• [Ausgewählter Text]:
= = =

Anzeige der Landbund-Handelsgesellschaft (Auszug aus dem Bützower Adressbuch, 1920er Jahre)
Anzeige der Firma Holst, Stein & Co. aus der Bützower Zeitung.
Die Speicher, die heute als Wohnraum umgebaut sind.
Während die in Bützow bereits etablierten Getreidegroßhandlungen Löwenthal, Nord & Co. sowie die Handelsgesellschaft H. Josephy schon beachtliche Erfolge vorzuweisen hatten, verfolgte auch die Landbund-Handelsgesellschaft Bützow – später firmierend als Mecklenburgische Landwirtschaftliche Handels-gesellschaft m. b. H. – ehrgeizige Ziele.
Im Jahr 1922 setzte das Unternehmen seine Expansion fort: Neben dem bereits vorhandenen Kontor in der Rühner Straße 3 sowie weiteren kleinen Niederlassungen in Wismar, Neukloster und Neubukow erwarb es ein attraktives Gewerbegrundstück in der Bahnhofstraße südwestlich des Empfangsgebäudes der Eisenbahn. Dafür erhielt es die postalische Adresse Nummer 40 d (heute 46).
Das Grundstück, das ursprünglich seit etwa 1850 als Lagerplatz (Bauhof) der Stadt diente, grenzte im Norden an den Vierburgweg, im Osten an die Schacht’sche Ofenfabrik, im Süden an die Bahngleise und im Westen an die Villa des Sägewerkbesitzers Heinrich Christian Ruser, später Paul Grimme.
Der Impuls für den Bau eines eigenen Speichers erfolgte am 8. März 1922, als der Bützower Mitgesellschafter Carl Gustav Rose die Bauzeichnung und den Antrag auf Baugenehmigung beim Stadtsekretär und Inspektor Otto Moldt im Rathaus einreichte. Rose, der nach dem Tod seines Schwiegervaters Heinrich Nagel dessen Handelshaus in der Rühner Straße 13 übernommen und erfolgreich ausgebaut hatte, setzte damit ein Zeichen unternehmerischer Weitsicht, sowohl für sich selbst als auch für die Mecklenburgische Landwirtschaftliche Handelsgesellschaft m. b. H.

= = =

• [Vorliegende Angaben]:
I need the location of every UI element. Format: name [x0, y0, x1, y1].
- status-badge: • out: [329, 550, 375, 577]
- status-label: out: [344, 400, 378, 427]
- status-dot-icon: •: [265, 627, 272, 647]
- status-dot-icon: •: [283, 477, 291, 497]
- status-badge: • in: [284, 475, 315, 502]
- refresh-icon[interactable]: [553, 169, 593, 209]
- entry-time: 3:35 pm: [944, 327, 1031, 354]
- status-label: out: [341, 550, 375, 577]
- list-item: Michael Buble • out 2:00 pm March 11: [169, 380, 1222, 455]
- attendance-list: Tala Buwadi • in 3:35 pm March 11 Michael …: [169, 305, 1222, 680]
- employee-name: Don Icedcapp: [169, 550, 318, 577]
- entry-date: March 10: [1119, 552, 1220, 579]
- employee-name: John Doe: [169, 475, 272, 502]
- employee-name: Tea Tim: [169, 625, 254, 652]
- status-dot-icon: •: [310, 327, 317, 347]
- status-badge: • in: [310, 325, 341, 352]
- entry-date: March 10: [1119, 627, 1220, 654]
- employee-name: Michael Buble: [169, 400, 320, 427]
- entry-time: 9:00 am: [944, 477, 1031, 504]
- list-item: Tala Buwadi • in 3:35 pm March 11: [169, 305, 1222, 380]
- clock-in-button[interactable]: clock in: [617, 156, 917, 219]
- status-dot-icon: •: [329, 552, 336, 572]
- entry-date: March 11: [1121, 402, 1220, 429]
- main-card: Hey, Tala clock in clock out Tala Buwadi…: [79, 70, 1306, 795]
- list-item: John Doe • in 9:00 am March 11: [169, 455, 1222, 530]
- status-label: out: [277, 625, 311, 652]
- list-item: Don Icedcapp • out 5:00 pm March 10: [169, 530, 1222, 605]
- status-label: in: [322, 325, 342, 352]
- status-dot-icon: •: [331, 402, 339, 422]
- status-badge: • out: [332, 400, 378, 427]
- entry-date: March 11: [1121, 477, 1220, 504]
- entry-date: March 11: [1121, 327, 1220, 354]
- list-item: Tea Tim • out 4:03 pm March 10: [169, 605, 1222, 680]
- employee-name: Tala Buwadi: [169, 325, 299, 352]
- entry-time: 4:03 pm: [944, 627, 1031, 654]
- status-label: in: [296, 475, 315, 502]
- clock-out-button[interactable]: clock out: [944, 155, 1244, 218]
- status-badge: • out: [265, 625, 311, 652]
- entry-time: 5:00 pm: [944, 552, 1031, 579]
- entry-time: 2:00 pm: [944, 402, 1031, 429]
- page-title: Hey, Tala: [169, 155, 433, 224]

= = =

• [Aufgabenstellung A]:
An welchem Tag reichte Carl Gustav Rose laut dem Text über die Landbund-Handelsgesellschaft die Bauzeichnung und den Antrag auf Baugenehmigung im Rathaus ein?
• [Aufgabenstellung B]:
Setzen Sie den Text über die Landbund-Handelsgesellschaft im Anschluss an seinen letzten Satz fort.
Die Zeilen haben mit dem Text über die Landbund-Handelsgesellschaft nichts zu tun.

• [Ergebnis A]:
Am 8. März 1922.

• [Ergebnis B]:
Die Genehmigung ließ nicht lange auf sich warten: Nach Vorlage der Stützlastberechnungen und einer Beschreibung der Bodenbeschaffenheit konnte der Bützower Maurermeister Rudolf Voth mit den Arbeiten beginnen. Bereits nach nur neun Monaten Bauzeit entstand am Bahnhof ein weiteres Wahrzeichen: ein freistehendes, fünfgeschossiges Lagergebäude aus Backstein, das durch Lisenen gegliedert und mit modernster Technik ausgestattet wurde. In seiner Erscheinung erinnerte es an den Josephy-Speicher in der Bahnhofstraße 35, wie dessen etwas kleinerer Bruder. Dank der Elektrifizierung der Stadt trieben Elektromotoren die Aufzüge an, die das Getreide bis unters Dach beförderten. Neben dem Speicher mit einer Lagerkapazität von 1.200 Tonnen wurde auch ein Wirtschaftsgebäude errichtet, das ein Büro, ein Labor, Sanitär- und Umkleideräume sowie eine Waage beherbergte.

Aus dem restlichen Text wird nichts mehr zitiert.